──────── Provided passage ────────

`infer_table_structure` lead `Failed to initialize the model`
Describe the bug
I use partition_pdf to parse PDF file, when I set infer_table_structure=True, it happened :
This function will be deprecated in a future release and unstructured will simply use the DEFAULT_MODEL from unstructured_inference.model.base to set default model name
Failed to initialize the model.
Ensure that the model is correct
Review the parameters to initialize a UnstructuredTableTransformerModel obj
To Reproduce
docker run -dt --name unstructured downloads.unstructured.io/unstructured-io/unstructured:latest
docker exec -it unstructured bash
my code is as below:
from unstructured.partition.pdf import partition_pdf
from collections import Counter
try:
elements = partition_pdf(
filename=filename,
strategy='hi_res',
infer_table_structure=True
)
print(Counter(type(element) for element in elements))
except Exception as e:
print(e)

──────── Records provided ────────

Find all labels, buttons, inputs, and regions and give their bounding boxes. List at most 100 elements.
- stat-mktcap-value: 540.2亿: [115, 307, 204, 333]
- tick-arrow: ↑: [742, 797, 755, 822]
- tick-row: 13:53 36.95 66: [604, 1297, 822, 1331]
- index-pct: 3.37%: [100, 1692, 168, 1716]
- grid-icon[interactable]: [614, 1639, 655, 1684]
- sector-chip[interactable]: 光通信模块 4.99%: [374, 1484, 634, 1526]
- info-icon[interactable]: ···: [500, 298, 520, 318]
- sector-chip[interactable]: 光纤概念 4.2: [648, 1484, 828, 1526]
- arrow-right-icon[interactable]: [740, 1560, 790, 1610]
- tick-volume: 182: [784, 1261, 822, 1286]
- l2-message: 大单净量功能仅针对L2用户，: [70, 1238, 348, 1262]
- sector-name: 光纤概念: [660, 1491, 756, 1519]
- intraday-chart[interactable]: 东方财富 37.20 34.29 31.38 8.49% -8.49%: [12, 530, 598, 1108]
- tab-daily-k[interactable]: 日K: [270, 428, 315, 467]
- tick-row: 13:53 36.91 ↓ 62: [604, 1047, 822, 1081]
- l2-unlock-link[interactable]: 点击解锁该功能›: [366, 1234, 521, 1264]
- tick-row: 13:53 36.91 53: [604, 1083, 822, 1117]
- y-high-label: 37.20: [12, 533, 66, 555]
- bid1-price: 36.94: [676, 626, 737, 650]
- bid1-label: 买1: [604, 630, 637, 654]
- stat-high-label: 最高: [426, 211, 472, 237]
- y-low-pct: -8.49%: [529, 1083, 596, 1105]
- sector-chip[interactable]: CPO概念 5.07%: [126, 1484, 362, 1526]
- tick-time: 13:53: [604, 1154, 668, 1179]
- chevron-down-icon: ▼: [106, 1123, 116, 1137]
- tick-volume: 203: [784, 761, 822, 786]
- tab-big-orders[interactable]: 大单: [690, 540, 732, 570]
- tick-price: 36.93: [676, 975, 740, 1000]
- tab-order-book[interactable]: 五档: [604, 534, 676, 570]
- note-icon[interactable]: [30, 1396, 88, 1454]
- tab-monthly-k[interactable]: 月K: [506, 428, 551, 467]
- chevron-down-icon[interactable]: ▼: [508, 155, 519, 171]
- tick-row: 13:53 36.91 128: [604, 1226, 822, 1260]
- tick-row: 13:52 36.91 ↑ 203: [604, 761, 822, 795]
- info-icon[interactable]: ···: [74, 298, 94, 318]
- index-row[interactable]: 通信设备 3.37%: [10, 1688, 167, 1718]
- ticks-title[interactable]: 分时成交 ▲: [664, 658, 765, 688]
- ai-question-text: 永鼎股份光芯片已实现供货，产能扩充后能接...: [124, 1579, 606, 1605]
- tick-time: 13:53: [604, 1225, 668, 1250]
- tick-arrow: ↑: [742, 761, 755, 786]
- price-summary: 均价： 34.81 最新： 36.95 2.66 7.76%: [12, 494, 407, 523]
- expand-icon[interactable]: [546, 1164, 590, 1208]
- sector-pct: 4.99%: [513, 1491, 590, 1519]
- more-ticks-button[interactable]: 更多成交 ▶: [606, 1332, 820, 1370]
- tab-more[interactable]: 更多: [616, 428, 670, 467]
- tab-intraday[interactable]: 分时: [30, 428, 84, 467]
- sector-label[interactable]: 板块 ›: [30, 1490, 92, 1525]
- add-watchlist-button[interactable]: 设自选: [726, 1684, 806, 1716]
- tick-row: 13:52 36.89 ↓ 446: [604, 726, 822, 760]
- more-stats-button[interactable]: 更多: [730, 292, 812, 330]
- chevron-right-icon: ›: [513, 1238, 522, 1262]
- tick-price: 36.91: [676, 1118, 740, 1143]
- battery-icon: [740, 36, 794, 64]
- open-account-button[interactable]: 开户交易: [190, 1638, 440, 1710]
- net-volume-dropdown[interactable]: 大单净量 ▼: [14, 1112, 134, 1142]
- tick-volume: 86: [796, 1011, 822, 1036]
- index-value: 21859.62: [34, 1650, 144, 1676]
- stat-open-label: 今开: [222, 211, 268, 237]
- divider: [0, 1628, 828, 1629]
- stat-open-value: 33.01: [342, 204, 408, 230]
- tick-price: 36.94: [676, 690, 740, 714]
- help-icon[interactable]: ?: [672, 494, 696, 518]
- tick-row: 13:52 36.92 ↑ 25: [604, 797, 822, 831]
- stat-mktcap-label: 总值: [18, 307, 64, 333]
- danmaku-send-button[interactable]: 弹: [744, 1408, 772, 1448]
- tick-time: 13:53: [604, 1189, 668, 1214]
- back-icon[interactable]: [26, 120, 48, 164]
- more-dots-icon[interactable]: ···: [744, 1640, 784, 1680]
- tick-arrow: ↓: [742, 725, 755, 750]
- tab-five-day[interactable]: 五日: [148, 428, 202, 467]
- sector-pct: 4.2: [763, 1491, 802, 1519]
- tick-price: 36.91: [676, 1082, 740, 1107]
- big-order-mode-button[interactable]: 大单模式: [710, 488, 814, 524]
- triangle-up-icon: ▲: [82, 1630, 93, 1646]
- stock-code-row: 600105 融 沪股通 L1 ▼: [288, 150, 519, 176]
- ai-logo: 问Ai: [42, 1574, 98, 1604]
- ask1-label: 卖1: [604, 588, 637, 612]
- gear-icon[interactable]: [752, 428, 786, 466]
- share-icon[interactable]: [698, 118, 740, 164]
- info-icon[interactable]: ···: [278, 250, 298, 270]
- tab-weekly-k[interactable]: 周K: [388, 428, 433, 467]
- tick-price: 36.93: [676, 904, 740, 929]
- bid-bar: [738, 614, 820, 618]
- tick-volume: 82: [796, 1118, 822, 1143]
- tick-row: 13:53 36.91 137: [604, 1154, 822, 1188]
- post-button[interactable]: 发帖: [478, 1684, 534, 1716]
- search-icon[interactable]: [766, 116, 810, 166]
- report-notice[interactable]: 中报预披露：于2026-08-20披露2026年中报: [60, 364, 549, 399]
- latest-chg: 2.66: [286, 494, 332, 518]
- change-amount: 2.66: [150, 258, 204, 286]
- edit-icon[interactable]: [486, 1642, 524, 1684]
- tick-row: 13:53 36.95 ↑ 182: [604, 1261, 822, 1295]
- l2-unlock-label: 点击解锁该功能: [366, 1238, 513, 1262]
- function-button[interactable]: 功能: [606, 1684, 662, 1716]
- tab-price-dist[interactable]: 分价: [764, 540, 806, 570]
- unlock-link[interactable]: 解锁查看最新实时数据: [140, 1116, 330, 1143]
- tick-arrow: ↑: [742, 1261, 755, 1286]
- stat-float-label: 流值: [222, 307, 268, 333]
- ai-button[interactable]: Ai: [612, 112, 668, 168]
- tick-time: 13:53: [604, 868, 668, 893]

────────

• Problem set:
- A) In the bug report about table structure inference, which parameter setting makes the error appear?
- B) Extend the bug report on table structure inference past its final line.

• Outputs:
- A) Setting infer_table_structure=True in partition_pdf.

- B)
Expected behavior
I want to obtain text_as_html data for Table by setting infer_table_structure=True. When I set infer_table_structure=False the program runs normally.
Environment Info
[notebook-user@57ba27f71222 ~]$ python3 /data/unstructured-main/scripts/collect_env.py /data/unstructured-main/scripts/collect_env.py:5: DeprecationWarning: pkg_resources is deprecated as an API. See https://setuptools.pypa.io/en/latest/pkg_resources.html import pkg_resources OS version: Linux-5.4.0-42-generic-x86_64-with-glibc2.34 Python version: 3.10.13 unstructured version: None unstructured-inference version: 0.7.27 pytesseract version: 0.3.10 Torch version: 2.2.2 Detectron2 is not installed
[notice] A new release of pip is available: 23.2.1 -> 24.0 [notice] To update, run: pip install --upgrade pip
[notice] A new release of pip is available: 23.2.1 -> 24.0 [notice] To update, run: pip install --upgrade pip PaddleOCR is not installed Libmagic version: file-5.39 magic file from /etc/magic:/usr/share/misc/magic LibreOffice version: LibreOffice 7.1.8.1 10(Build:1)
Thank you if u can help me about this issue !